Task prompt: Only the number is wanted: how many lines of these entries contain the word "Exchange"?

-- start of Data provided --

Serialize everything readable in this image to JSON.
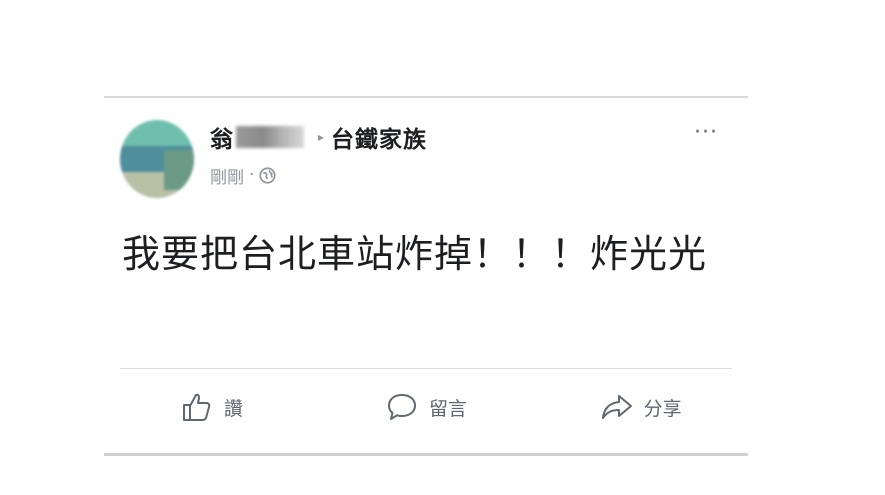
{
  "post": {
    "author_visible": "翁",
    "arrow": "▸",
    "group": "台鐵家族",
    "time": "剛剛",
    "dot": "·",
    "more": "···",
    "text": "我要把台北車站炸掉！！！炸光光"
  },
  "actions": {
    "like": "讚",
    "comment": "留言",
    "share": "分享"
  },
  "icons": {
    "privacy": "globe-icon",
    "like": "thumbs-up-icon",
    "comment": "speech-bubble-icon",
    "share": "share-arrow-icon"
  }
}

-- end of Data provided --
-- start of Data provided --

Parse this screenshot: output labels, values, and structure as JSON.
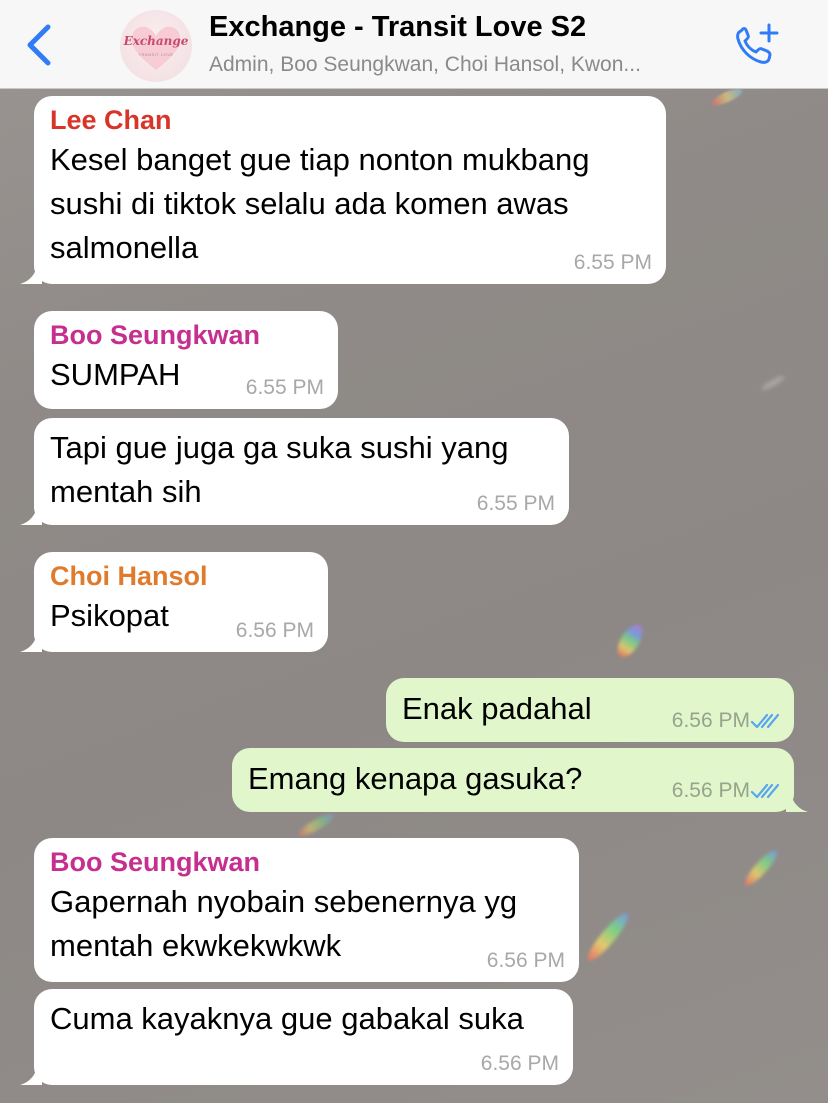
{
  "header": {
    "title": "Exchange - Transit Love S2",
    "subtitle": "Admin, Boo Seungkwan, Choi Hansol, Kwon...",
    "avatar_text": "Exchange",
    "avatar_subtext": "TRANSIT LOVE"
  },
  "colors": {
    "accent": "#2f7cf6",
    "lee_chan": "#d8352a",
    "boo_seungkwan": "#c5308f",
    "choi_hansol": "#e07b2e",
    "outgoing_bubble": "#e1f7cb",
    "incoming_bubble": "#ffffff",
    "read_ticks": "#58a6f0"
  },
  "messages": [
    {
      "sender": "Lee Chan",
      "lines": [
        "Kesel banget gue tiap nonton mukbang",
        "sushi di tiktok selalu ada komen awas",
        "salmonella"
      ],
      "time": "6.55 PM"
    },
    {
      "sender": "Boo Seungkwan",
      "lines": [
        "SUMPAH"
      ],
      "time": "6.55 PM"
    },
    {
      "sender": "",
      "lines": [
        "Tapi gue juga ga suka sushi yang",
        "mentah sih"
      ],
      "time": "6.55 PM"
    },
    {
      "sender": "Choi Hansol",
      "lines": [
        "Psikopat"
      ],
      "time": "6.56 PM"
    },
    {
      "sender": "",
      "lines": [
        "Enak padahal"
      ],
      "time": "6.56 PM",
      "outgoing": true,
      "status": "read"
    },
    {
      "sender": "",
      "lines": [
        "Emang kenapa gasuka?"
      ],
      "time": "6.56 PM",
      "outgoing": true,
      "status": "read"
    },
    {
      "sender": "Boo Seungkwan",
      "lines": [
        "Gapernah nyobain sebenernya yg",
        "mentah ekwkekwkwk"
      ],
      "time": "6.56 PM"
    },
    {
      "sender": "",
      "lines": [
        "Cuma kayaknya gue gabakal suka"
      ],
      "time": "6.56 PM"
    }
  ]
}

-- end of Data provided --

Solution for this problem: 2